Copy out the material, putting "axis-label" in place of each "category-label" and changing nothing else.
## Start Extracted entries
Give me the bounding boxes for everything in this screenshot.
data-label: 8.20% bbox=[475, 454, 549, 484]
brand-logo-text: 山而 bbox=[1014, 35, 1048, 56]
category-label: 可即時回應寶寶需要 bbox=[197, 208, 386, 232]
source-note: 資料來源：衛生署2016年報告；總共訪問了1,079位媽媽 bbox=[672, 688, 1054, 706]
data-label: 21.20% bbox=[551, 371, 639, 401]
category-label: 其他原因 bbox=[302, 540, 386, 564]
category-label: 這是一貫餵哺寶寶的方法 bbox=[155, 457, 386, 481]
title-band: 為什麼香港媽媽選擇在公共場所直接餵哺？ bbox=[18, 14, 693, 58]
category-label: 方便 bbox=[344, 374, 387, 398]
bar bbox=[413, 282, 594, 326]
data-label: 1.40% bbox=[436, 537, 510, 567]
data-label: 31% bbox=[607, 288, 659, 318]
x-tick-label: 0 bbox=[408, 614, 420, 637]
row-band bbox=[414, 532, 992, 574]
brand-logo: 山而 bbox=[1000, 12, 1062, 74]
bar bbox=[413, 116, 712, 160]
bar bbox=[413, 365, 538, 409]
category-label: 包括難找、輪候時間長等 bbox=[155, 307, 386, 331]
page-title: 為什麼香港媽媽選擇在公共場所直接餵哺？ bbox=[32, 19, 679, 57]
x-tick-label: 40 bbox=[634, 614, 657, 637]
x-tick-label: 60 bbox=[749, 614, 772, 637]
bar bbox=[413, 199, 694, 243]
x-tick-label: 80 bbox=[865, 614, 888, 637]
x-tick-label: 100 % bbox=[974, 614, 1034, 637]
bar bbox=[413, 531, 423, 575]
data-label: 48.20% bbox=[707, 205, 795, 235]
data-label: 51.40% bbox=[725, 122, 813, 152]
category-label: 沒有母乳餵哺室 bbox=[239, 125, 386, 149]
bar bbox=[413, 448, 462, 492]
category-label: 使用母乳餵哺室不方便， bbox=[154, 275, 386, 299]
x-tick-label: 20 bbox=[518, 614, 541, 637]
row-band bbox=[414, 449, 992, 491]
## End Extracted entries
- Written reply -
Give me the bounding boxes for everything in this screenshot.
data-label: 8.20% bbox=[475, 454, 549, 484]
brand-logo-text: 山而 bbox=[1014, 35, 1048, 56]
axis-label: 可即時回應寶寶需要 bbox=[197, 208, 386, 232]
source-note: 資料來源：衛生署2016年報告；總共訪問了1,079位媽媽 bbox=[672, 688, 1054, 706]
data-label: 21.20% bbox=[551, 371, 639, 401]
axis-label: 其他原因 bbox=[302, 540, 386, 564]
axis-label: 這是一貫餵哺寶寶的方法 bbox=[155, 457, 386, 481]
title-band: 為什麼香港媽媽選擇在公共場所直接餵哺？ bbox=[18, 14, 693, 58]
axis-label: 方便 bbox=[344, 374, 387, 398]
bar bbox=[413, 282, 594, 326]
data-label: 1.40% bbox=[436, 537, 510, 567]
data-label: 31% bbox=[607, 288, 659, 318]
x-tick-label: 0 bbox=[408, 614, 420, 637]
row-band bbox=[414, 532, 992, 574]
brand-logo: 山而 bbox=[1000, 12, 1062, 74]
bar bbox=[413, 116, 712, 160]
bar bbox=[413, 365, 538, 409]
axis-label: 包括難找、輪候時間長等 bbox=[155, 307, 386, 331]
page-title: 為什麼香港媽媽選擇在公共場所直接餵哺？ bbox=[32, 19, 679, 57]
x-tick-label: 40 bbox=[634, 614, 657, 637]
x-tick-label: 60 bbox=[749, 614, 772, 637]
bar bbox=[413, 199, 694, 243]
x-tick-label: 80 bbox=[865, 614, 888, 637]
x-tick-label: 100 % bbox=[974, 614, 1034, 637]
bar bbox=[413, 531, 423, 575]
data-label: 48.20% bbox=[707, 205, 795, 235]
data-label: 51.40% bbox=[725, 122, 813, 152]
axis-label: 沒有母乳餵哺室 bbox=[239, 125, 386, 149]
bar bbox=[413, 448, 462, 492]
axis-label: 使用母乳餵哺室不方便， bbox=[154, 275, 386, 299]
x-tick-label: 20 bbox=[518, 614, 541, 637]
row-band bbox=[414, 449, 992, 491]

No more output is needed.